(Stored items)
******
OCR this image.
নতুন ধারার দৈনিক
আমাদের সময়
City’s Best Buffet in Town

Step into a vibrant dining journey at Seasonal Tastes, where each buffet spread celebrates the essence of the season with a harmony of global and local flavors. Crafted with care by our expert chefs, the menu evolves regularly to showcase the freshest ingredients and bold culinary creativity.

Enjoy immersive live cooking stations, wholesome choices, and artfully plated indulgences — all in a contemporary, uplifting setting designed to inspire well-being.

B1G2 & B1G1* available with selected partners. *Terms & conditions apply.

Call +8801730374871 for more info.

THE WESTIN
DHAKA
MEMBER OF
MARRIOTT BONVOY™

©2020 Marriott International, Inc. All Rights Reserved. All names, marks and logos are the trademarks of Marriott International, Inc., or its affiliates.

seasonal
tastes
******
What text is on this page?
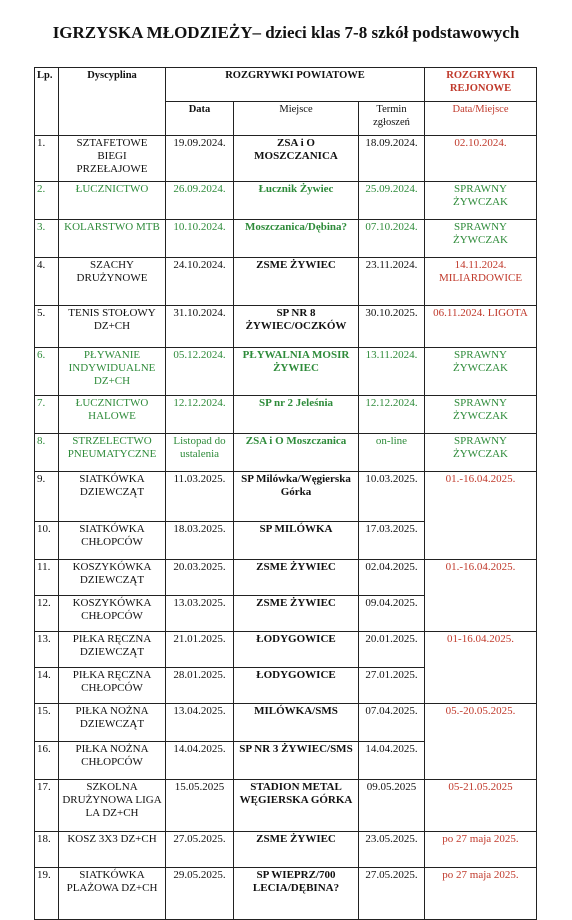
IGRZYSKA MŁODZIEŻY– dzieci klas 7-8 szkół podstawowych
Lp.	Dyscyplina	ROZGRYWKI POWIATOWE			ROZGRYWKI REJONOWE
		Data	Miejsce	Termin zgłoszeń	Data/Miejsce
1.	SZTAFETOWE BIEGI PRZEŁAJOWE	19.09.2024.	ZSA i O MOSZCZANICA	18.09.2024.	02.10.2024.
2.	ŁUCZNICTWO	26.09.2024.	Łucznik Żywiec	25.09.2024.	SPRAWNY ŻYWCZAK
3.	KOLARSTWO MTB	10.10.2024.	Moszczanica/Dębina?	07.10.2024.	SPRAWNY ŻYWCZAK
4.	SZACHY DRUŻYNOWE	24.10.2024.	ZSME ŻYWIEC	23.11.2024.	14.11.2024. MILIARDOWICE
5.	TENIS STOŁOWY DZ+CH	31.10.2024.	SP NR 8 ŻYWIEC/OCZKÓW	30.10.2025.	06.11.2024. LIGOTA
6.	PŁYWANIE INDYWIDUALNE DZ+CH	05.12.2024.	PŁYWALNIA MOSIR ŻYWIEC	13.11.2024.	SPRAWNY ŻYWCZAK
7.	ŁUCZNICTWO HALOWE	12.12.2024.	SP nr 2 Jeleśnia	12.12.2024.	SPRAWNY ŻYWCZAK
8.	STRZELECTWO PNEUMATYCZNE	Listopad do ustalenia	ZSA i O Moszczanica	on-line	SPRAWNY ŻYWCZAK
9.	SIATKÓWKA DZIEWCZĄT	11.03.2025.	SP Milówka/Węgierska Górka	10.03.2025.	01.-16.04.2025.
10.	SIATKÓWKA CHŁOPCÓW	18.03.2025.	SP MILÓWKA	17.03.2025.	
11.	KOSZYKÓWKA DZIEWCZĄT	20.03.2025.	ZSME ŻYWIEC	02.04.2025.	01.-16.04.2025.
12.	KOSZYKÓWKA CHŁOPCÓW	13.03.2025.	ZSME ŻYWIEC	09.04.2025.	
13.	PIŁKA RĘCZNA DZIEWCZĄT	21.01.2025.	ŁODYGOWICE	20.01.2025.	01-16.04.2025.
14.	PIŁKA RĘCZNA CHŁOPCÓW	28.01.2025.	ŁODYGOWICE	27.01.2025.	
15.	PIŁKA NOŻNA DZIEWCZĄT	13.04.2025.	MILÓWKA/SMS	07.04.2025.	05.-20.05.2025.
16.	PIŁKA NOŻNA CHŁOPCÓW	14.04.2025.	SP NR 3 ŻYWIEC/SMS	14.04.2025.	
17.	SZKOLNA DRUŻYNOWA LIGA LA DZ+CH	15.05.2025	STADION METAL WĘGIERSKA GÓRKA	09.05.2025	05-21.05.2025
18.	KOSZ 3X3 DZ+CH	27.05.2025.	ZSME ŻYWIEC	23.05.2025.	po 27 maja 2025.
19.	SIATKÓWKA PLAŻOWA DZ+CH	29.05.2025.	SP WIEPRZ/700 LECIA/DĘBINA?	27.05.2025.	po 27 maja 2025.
******
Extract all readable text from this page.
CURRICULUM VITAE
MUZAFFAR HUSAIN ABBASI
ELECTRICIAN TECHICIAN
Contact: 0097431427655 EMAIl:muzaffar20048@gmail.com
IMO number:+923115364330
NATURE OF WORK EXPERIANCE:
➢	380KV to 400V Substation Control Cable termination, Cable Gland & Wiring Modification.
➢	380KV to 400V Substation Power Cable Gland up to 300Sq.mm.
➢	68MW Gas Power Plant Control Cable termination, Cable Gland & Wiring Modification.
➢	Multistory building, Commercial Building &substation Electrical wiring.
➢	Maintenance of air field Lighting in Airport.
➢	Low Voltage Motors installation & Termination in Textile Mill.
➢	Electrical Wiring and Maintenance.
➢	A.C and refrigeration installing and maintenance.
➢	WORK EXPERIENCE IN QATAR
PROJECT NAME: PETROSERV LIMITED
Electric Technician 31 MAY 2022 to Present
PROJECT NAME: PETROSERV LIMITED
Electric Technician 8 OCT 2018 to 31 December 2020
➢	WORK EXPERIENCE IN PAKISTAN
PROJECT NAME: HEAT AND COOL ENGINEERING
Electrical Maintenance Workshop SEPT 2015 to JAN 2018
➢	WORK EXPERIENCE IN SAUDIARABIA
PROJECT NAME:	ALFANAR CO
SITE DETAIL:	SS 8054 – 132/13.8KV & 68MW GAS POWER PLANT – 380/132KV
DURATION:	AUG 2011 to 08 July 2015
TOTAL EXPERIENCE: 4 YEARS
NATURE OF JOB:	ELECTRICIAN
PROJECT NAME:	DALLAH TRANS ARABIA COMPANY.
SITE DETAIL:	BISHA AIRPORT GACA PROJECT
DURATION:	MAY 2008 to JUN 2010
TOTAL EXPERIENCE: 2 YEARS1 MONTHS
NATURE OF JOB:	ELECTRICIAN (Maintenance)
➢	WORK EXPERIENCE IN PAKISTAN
******
**GIVEN PROBLEM:**
From the records above, work out how many lines contain the string "ŁUCZNICTWO". Give only the number.

**SOLUTION:**
2